# Task directions:
Each entry in the listing below should be restated word for word.

# Collected data entries:

# # # # # # #

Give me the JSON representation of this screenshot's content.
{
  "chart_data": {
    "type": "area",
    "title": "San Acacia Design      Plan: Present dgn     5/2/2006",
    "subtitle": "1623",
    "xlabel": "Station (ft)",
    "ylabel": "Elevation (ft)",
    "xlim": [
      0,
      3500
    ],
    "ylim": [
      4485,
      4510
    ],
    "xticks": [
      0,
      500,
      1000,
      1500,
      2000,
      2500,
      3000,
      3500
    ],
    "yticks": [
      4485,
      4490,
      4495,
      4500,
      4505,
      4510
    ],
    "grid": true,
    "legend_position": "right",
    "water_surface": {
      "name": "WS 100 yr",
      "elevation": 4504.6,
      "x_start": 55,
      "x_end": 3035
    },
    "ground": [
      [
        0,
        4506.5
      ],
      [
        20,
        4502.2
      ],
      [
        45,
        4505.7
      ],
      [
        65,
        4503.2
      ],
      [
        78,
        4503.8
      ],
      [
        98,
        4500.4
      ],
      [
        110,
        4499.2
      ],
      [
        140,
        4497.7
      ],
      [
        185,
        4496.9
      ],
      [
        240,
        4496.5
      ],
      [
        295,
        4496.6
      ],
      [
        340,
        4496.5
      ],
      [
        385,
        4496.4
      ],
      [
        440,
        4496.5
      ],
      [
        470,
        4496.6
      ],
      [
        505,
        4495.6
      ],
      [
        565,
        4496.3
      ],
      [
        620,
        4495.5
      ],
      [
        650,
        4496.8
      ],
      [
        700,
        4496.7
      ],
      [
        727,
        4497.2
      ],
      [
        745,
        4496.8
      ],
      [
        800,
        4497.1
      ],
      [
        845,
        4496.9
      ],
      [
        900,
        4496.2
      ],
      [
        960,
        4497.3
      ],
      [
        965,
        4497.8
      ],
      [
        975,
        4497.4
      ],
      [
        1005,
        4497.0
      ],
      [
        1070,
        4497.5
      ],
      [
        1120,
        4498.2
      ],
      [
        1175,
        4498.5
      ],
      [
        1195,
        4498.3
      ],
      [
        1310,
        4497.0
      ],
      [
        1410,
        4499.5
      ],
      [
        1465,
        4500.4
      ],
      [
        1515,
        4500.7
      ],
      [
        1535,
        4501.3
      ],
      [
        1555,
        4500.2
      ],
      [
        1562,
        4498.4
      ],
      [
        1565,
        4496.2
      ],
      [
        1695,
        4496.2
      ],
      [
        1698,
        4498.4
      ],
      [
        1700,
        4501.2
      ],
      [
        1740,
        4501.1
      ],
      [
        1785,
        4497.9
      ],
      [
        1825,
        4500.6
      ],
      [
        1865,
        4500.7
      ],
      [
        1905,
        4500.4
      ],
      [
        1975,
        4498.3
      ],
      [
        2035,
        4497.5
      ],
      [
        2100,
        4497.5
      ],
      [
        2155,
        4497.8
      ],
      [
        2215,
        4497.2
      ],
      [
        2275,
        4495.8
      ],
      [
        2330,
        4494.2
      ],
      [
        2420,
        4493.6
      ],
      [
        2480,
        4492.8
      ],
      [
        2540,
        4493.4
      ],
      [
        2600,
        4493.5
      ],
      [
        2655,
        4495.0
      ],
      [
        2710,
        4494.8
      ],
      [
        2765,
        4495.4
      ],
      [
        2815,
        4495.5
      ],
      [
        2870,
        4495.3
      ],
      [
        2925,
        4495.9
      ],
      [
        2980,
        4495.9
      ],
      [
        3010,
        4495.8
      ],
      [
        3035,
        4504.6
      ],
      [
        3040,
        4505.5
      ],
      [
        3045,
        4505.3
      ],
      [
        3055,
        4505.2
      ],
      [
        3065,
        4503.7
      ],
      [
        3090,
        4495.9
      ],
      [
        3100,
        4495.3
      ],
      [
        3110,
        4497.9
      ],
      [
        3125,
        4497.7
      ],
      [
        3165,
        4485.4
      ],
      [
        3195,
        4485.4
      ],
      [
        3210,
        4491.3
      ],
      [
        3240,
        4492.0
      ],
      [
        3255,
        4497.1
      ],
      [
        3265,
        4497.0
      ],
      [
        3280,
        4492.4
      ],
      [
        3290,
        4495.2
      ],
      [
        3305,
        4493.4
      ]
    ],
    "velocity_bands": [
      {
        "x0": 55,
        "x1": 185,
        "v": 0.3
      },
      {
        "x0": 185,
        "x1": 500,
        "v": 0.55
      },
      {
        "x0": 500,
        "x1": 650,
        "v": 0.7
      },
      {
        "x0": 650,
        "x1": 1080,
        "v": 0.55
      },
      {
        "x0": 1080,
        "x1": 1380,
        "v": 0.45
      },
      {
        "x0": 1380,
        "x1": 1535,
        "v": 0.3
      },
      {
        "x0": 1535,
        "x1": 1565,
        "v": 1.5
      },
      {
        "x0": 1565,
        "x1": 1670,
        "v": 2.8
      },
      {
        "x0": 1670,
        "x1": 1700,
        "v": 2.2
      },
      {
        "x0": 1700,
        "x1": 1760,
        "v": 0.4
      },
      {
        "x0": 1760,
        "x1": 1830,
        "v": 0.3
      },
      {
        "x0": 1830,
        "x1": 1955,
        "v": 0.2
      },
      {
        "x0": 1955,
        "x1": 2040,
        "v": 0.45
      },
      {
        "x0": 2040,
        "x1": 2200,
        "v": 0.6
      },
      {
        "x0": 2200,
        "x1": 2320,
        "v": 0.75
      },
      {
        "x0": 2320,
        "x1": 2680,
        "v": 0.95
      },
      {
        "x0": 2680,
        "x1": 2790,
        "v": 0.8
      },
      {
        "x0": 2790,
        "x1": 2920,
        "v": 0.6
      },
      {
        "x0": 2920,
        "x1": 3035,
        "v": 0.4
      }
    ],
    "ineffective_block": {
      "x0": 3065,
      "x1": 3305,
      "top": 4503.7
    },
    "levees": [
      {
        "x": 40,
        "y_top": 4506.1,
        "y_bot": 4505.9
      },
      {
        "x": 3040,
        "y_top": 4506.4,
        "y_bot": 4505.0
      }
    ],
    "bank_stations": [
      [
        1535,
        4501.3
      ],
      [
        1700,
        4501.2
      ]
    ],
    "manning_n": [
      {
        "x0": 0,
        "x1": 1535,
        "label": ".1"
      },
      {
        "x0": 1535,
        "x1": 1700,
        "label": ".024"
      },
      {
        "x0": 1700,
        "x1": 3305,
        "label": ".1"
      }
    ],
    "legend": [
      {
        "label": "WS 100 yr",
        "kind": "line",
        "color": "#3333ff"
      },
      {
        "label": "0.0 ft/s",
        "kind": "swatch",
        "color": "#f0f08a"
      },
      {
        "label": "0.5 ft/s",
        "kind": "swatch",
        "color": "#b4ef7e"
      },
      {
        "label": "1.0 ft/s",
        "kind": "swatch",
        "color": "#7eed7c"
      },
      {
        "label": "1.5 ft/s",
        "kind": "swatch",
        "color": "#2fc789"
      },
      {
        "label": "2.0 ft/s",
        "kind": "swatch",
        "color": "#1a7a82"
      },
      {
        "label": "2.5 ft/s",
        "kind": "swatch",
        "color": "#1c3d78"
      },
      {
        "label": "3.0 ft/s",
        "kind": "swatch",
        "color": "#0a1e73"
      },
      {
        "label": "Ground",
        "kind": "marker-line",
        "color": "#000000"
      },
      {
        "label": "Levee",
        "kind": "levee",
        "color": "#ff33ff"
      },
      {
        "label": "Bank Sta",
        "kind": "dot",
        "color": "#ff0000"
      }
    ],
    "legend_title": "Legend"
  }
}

# # # # # # #

# Written answer:
Give me the JSON representation of this screenshot's content.
{
  "chart_data": {
    "type": "area",
    "title": "San Acacia Design      Plan: Present dgn     5/2/2006",
    "subtitle": "1623",
    "xlabel": "Station (ft)",
    "ylabel": "Elevation (ft)",
    "xlim": [
      0,
      3500
    ],
    "ylim": [
      4485,
      4510
    ],
    "xticks": [
      0,
      500,
      1000,
      1500,
      2000,
      2500,
      3000,
      3500
    ],
    "yticks": [
      4485,
      4490,
      4495,
      4500,
      4505,
      4510
    ],
    "grid": true,
    "legend_position": "right",
    "water_surface": {
      "name": "WS 100 yr",
      "elevation": 4504.6,
      "x_start": 55,
      "x_end": 3035
    },
    "ground": [
      [
        0,
        4506.5
      ],
      [
        20,
        4502.2
      ],
      [
        45,
        4505.7
      ],
      [
        65,
        4503.2
      ],
      [
        78,
        4503.8
      ],
      [
        98,
        4500.4
      ],
      [
        110,
        4499.2
      ],
      [
        140,
        4497.7
      ],
      [
        185,
        4496.9
      ],
      [
        240,
        4496.5
      ],
      [
        295,
        4496.6
      ],
      [
        340,
        4496.5
      ],
      [
        385,
        4496.4
      ],
      [
        440,
        4496.5
      ],
      [
        470,
        4496.6
      ],
      [
        505,
        4495.6
      ],
      [
        565,
        4496.3
      ],
      [
        620,
        4495.5
      ],
      [
        650,
        4496.8
      ],
      [
        700,
        4496.7
      ],
      [
        727,
        4497.2
      ],
      [
        745,
        4496.8
      ],
      [
        800,
        4497.1
      ],
      [
        845,
        4496.9
      ],
      [
        900,
        4496.2
      ],
      [
        960,
        4497.3
      ],
      [
        965,
        4497.8
      ],
      [
        975,
        4497.4
      ],
      [
        1005,
        4497.0
      ],
      [
        1070,
        4497.5
      ],
      [
        1120,
        4498.2
      ],
      [
        1175,
        4498.5
      ],
      [
        1195,
        4498.3
      ],
      [
        1310,
        4497.0
      ],
      [
        1410,
        4499.5
      ],
      [
        1465,
        4500.4
      ],
      [
        1515,
        4500.7
      ],
      [
        1535,
        4501.3
      ],
      [
        1555,
        4500.2
      ],
      [
        1562,
        4498.4
      ],
      [
        1565,
        4496.2
      ],
      [
        1695,
        4496.2
      ],
      [
        1698,
        4498.4
      ],
      [
        1700,
        4501.2
      ],
      [
        1740,
        4501.1
      ],
      [
        1785,
        4497.9
      ],
      [
        1825,
        4500.6
      ],
      [
        1865,
        4500.7
      ],
      [
        1905,
        4500.4
      ],
      [
        1975,
        4498.3
      ],
      [
        2035,
        4497.5
      ],
      [
        2100,
        4497.5
      ],
      [
        2155,
        4497.8
      ],
      [
        2215,
        4497.2
      ],
      [
        2275,
        4495.8
      ],
      [
        2330,
        4494.2
      ],
      [
        2420,
        4493.6
      ],
      [
        2480,
        4492.8
      ],
      [
        2540,
        4493.4
      ],
      [
        2600,
        4493.5
      ],
      [
        2655,
        4495.0
      ],
      [
        2710,
        4494.8
      ],
      [
        2765,
        4495.4
      ],
      [
        2815,
        4495.5
      ],
      [
        2870,
        4495.3
      ],
      [
        2925,
        4495.9
      ],
      [
        2980,
        4495.9
      ],
      [
        3010,
        4495.8
      ],
      [
        3035,
        4504.6
      ],
      [
        3040,
        4505.5
      ],
      [
        3045,
        4505.3
      ],
      [
        3055,
        4505.2
      ],
      [
        3065,
        4503.7
      ],
      [
        3090,
        4495.9
      ],
      [
        3100,
        4495.3
      ],
      [
        3110,
        4497.9
      ],
      [
        3125,
        4497.7
      ],
      [
        3165,
        4485.4
      ],
      [
        3195,
        4485.4
      ],
      [
        3210,
        4491.3
      ],
      [
        3240,
        4492.0
      ],
      [
        3255,
        4497.1
      ],
      [
        3265,
        4497.0
      ],
      [
        3280,
        4492.4
      ],
      [
        3290,
        4495.2
      ],
      [
        3305,
        4493.4
      ]
    ],
    "velocity_bands": [
      {
        "x0": 55,
        "x1": 185,
        "v": 0.3
      },
      {
        "x0": 185,
        "x1": 500,
        "v": 0.55
      },
      {
        "x0": 500,
        "x1": 650,
        "v": 0.7
      },
      {
        "x0": 650,
        "x1": 1080,
        "v": 0.55
      },
      {
        "x0": 1080,
        "x1": 1380,
        "v": 0.45
      },
      {
        "x0": 1380,
        "x1": 1535,
        "v": 0.3
      },
      {
        "x0": 1535,
        "x1": 1565,
        "v": 1.5
      },
      {
        "x0": 1565,
        "x1": 1670,
        "v": 2.8
      },
      {
        "x0": 1670,
        "x1": 1700,
        "v": 2.2
      },
      {
        "x0": 1700,
        "x1": 1760,
        "v": 0.4
      },
      {
        "x0": 1760,
        "x1": 1830,
        "v": 0.3
      },
      {
        "x0": 1830,
        "x1": 1955,
        "v": 0.2
      },
      {
        "x0": 1955,
        "x1": 2040,
        "v": 0.45
      },
      {
        "x0": 2040,
        "x1": 2200,
        "v": 0.6
      },
      {
        "x0": 2200,
        "x1": 2320,
        "v": 0.75
      },
      {
        "x0": 2320,
        "x1": 2680,
        "v": 0.95
      },
      {
        "x0": 2680,
        "x1": 2790,
        "v": 0.8
      },
      {
        "x0": 2790,
        "x1": 2920,
        "v": 0.6
      },
      {
        "x0": 2920,
        "x1": 3035,
        "v": 0.4
      }
    ],
    "ineffective_block": {
      "x0": 3065,
      "x1": 3305,
      "top": 4503.7
    },
    "levees": [
      {
        "x": 40,
        "y_top": 4506.1,
        "y_bot": 4505.9
      },
      {
        "x": 3040,
        "y_top": 4506.4,
        "y_bot": 4505.0
      }
    ],
    "bank_stations": [
      [
        1535,
        4501.3
      ],
      [
        1700,
        4501.2
      ]
    ],
    "manning_n": [
      {
        "x0": 0,
        "x1": 1535,
        "label": ".1"
      },
      {
        "x0": 1535,
        "x1": 1700,
        "label": ".024"
      },
      {
        "x0": 1700,
        "x1": 3305,
        "label": ".1"
      }
    ],
    "legend": [
      {
        "label": "WS 100 yr",
        "kind": "line",
        "color": "#3333ff"
      },
      {
        "label": "0.0 ft/s",
        "kind": "swatch",
        "color": "#f0f08a"
      },
      {
        "label": "0.5 ft/s",
        "kind": "swatch",
        "color": "#b4ef7e"
      },
      {
        "label": "1.0 ft/s",
        "kind": "swatch",
        "color": "#7eed7c"
      },
      {
        "label": "1.5 ft/s",
        "kind": "swatch",
        "color": "#2fc789"
      },
      {
        "label": "2.0 ft/s",
        "kind": "swatch",
        "color": "#1a7a82"
      },
      {
        "label": "2.5 ft/s",
        "kind": "swatch",
        "color": "#1c3d78"
      },
      {
        "label": "3.0 ft/s",
        "kind": "swatch",
        "color": "#0a1e73"
      },
      {
        "label": "Ground",
        "kind": "marker-line",
        "color": "#000000"
      },
      {
        "label": "Levee",
        "kind": "levee",
        "color": "#ff33ff"
      },
      {
        "label": "Bank Sta",
        "kind": "dot",
        "color": "#ff0000"
      }
    ],
    "legend_title": "Legend"
  }
}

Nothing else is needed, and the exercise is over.